§ What is required
Set out every line bearing the string "rate".

##### Items

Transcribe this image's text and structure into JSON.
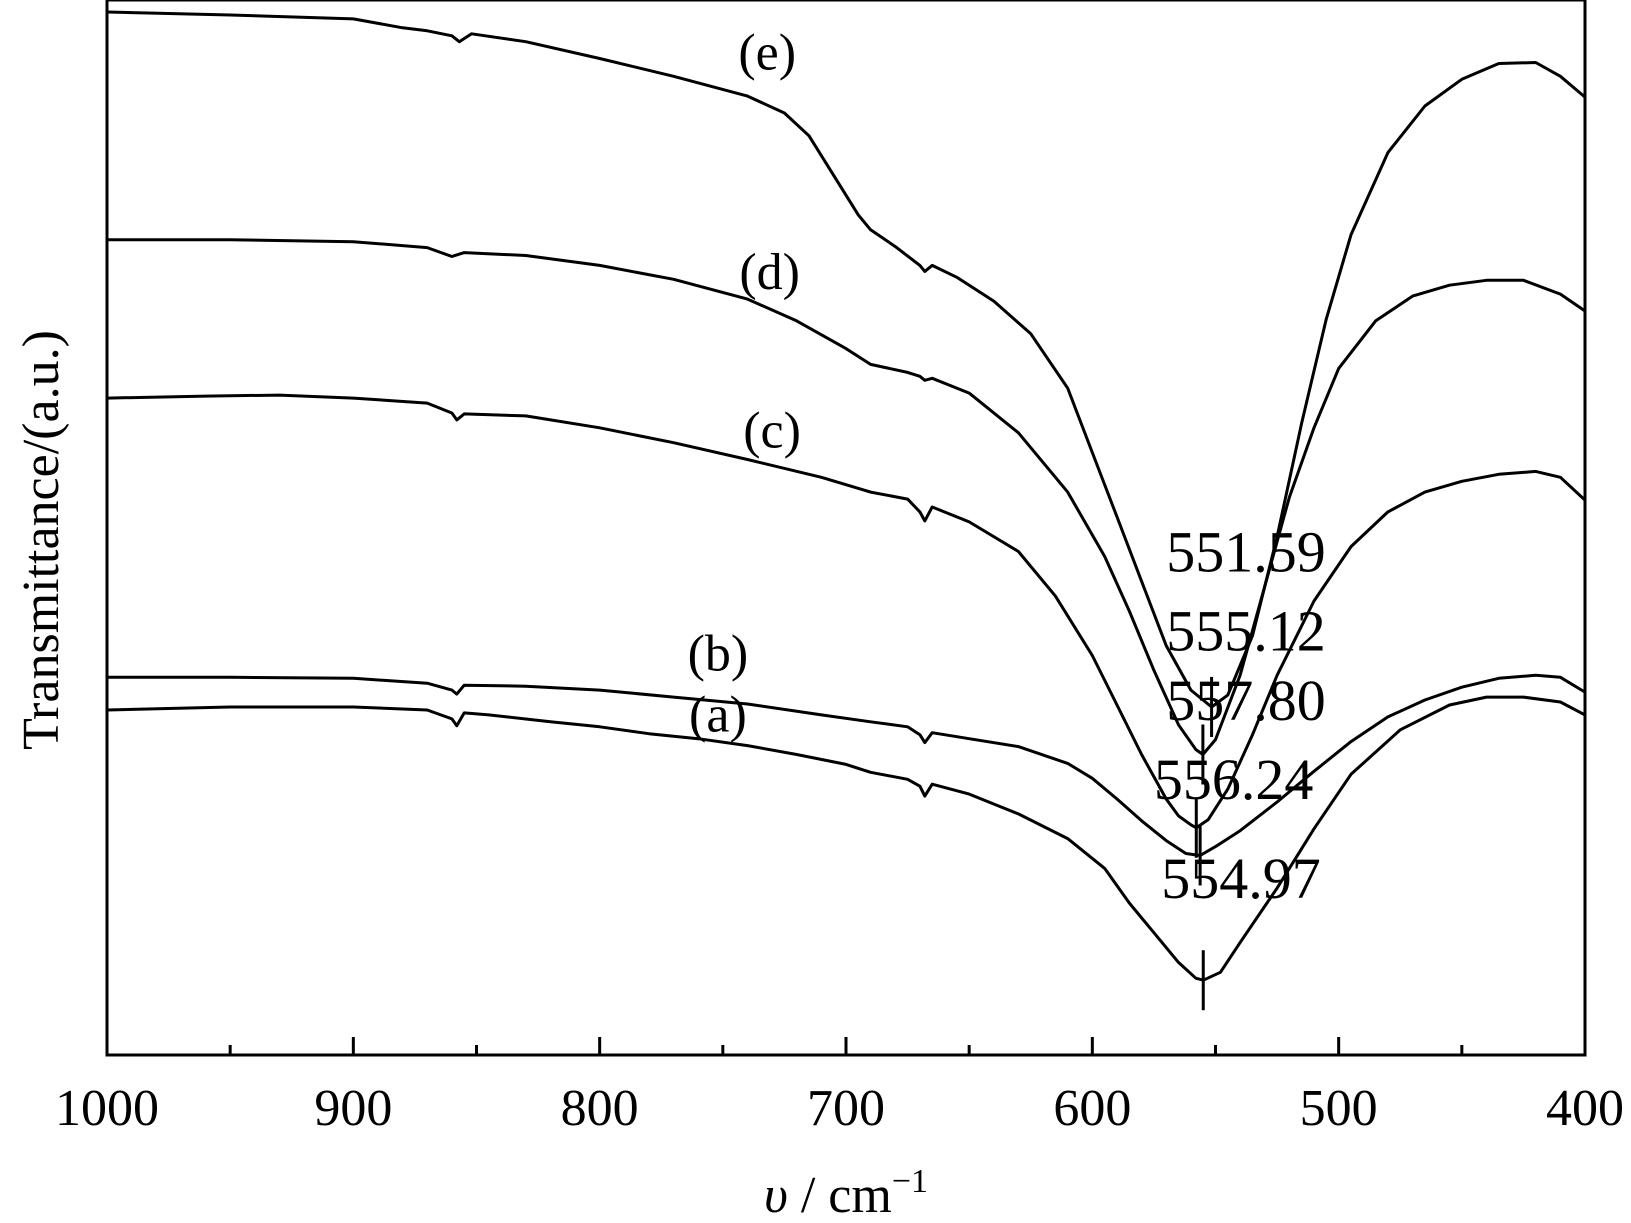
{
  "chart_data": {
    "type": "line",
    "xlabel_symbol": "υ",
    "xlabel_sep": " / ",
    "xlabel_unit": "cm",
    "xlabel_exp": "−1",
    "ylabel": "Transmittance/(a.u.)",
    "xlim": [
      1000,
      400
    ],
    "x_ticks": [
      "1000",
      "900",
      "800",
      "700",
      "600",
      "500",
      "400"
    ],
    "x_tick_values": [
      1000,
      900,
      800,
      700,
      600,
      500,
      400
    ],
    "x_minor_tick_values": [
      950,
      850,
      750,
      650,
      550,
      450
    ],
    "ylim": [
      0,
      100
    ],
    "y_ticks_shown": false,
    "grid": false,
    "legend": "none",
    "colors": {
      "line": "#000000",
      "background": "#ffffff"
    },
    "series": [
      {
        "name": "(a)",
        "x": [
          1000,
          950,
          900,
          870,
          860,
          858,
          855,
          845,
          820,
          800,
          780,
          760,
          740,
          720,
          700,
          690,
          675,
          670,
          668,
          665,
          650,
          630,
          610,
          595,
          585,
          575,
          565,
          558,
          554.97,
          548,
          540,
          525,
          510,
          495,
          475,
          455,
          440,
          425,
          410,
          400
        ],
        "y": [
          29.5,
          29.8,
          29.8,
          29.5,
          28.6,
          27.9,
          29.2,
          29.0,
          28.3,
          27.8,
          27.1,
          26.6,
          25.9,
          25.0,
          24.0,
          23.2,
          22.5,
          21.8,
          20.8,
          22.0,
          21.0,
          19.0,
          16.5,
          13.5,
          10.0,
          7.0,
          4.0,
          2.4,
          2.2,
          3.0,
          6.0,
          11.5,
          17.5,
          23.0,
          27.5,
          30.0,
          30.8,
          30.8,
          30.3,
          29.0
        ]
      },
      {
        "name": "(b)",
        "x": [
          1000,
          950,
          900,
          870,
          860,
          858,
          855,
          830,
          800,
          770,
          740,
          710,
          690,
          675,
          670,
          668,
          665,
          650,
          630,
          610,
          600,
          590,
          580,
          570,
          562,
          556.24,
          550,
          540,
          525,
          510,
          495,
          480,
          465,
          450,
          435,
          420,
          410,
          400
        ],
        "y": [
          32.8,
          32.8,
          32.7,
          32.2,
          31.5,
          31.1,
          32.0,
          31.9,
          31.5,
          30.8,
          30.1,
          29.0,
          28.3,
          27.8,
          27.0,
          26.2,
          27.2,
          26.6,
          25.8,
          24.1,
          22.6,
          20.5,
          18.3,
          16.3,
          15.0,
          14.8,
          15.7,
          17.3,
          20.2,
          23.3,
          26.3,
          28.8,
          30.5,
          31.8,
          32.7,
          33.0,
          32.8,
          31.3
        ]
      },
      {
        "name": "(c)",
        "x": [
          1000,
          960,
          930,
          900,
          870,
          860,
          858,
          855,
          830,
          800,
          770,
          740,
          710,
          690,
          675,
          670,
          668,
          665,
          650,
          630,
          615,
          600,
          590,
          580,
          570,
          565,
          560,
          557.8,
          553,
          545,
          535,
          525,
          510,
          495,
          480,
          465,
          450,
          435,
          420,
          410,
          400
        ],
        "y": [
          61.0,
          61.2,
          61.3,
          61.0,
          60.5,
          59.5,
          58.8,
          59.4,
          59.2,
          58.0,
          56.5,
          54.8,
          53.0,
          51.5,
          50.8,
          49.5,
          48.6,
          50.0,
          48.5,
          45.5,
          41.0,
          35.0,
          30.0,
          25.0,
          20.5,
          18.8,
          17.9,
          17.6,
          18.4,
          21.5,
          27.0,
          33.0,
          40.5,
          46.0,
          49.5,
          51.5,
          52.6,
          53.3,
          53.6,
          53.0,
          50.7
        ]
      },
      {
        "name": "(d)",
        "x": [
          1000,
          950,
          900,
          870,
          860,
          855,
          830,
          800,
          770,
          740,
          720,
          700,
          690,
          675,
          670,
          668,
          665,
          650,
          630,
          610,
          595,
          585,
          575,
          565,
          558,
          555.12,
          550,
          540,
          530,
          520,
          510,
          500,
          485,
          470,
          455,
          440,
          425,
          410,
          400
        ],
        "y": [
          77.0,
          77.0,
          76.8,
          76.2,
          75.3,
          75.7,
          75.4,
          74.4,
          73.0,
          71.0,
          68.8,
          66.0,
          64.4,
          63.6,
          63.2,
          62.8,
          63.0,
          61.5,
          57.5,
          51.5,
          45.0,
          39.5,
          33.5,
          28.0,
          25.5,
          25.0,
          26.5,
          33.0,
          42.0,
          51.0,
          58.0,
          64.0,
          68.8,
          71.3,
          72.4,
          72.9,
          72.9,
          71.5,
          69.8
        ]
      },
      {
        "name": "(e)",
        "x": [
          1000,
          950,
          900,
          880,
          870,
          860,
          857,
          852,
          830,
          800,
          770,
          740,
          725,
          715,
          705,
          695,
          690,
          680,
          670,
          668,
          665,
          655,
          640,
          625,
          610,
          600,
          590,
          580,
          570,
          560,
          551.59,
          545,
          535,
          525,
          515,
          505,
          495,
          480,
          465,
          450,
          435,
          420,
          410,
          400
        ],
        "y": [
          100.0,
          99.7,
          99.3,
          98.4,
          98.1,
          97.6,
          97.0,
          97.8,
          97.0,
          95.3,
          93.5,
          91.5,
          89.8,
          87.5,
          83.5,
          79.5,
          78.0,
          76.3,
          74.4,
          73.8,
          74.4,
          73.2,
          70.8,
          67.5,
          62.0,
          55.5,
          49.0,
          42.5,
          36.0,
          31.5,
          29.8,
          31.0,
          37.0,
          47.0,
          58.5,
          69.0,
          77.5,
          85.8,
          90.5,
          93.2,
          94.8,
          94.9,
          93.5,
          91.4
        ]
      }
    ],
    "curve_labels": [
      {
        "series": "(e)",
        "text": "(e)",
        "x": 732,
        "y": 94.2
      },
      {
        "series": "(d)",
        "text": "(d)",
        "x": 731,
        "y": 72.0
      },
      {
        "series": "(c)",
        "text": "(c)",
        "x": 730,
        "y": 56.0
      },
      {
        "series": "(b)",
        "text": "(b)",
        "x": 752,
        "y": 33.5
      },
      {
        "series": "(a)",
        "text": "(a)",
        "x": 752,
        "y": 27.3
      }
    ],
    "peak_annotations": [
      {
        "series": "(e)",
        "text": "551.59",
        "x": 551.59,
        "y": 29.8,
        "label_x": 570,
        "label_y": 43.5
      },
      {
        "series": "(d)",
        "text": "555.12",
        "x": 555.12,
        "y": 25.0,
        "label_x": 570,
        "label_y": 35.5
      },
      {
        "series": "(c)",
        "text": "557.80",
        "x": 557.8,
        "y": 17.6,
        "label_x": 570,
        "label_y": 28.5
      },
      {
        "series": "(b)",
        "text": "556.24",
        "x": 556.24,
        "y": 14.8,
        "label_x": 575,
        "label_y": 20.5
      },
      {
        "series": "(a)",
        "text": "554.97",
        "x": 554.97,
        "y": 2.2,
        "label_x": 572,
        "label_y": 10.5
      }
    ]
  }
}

##########
##### Items

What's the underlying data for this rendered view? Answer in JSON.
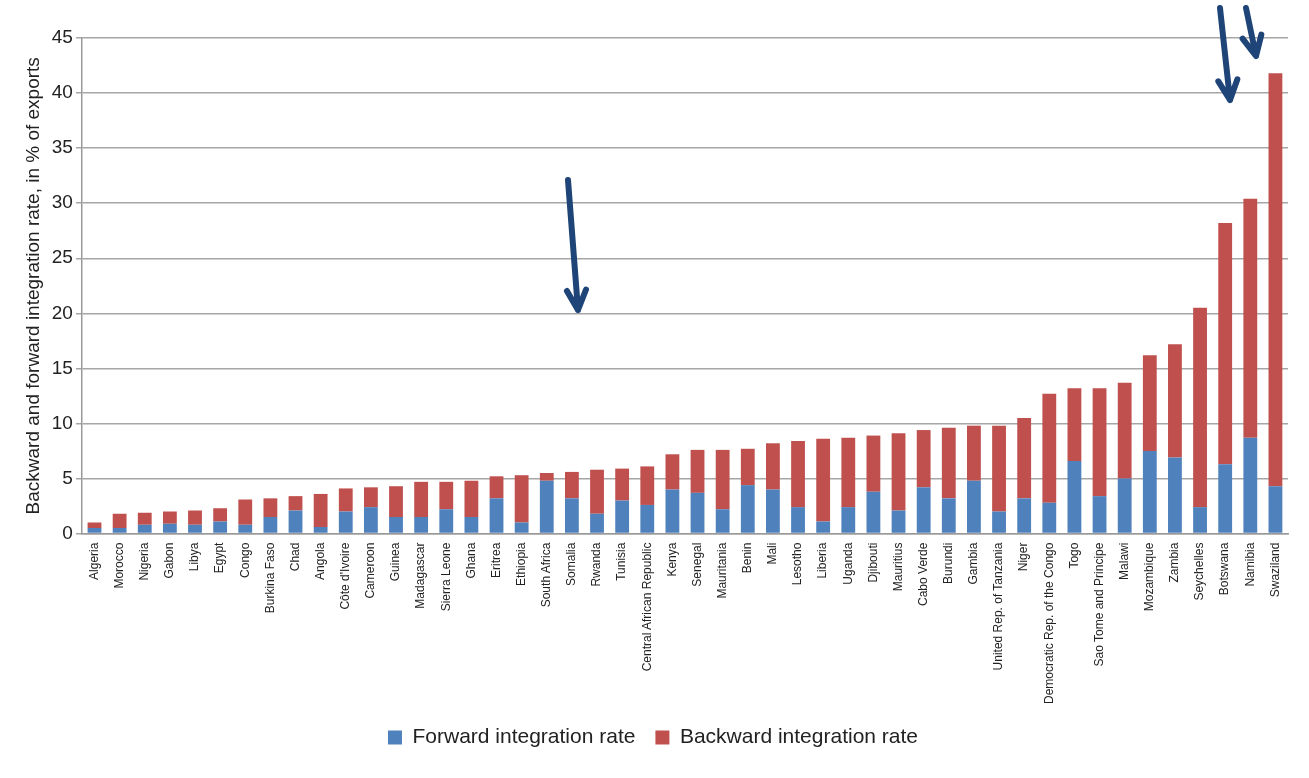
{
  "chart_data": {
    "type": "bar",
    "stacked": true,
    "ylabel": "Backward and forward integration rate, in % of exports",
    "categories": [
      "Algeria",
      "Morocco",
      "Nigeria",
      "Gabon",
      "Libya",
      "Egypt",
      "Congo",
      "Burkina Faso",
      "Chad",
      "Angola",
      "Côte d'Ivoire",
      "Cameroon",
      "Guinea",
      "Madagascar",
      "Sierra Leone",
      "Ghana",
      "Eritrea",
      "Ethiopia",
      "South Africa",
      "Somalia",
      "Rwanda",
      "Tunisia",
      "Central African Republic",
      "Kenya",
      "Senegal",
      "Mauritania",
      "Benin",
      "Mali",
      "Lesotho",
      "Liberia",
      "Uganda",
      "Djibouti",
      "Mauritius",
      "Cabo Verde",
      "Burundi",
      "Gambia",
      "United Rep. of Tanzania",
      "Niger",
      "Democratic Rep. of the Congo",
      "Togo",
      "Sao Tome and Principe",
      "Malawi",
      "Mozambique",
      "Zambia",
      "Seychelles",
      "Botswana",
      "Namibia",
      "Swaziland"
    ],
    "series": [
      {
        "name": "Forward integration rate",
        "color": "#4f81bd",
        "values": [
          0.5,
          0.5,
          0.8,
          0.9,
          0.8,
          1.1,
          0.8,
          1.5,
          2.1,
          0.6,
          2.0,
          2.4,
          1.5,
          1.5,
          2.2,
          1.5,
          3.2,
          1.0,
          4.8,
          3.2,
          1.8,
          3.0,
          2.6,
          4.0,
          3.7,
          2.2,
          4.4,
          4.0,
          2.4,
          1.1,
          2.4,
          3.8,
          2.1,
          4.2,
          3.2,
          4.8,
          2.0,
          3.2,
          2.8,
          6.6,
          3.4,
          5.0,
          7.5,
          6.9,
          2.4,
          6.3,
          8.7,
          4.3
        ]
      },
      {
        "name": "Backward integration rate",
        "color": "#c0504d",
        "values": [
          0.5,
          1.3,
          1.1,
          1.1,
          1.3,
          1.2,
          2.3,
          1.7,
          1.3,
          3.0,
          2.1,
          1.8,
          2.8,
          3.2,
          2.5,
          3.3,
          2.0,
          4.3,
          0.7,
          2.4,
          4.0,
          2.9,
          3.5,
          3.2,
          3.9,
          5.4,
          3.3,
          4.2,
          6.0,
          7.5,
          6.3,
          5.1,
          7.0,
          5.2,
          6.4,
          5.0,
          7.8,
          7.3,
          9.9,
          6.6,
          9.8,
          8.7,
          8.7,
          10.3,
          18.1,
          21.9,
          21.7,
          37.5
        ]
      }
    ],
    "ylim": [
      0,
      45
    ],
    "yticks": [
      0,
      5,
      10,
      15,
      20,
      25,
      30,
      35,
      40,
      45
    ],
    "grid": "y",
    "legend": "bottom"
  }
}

##########

§ Reply to the exercise
    "ylabel": "Backward and forward integration rate, in % of exports",
        "name": "Forward integration rate",
        "name": "Backward integration rate",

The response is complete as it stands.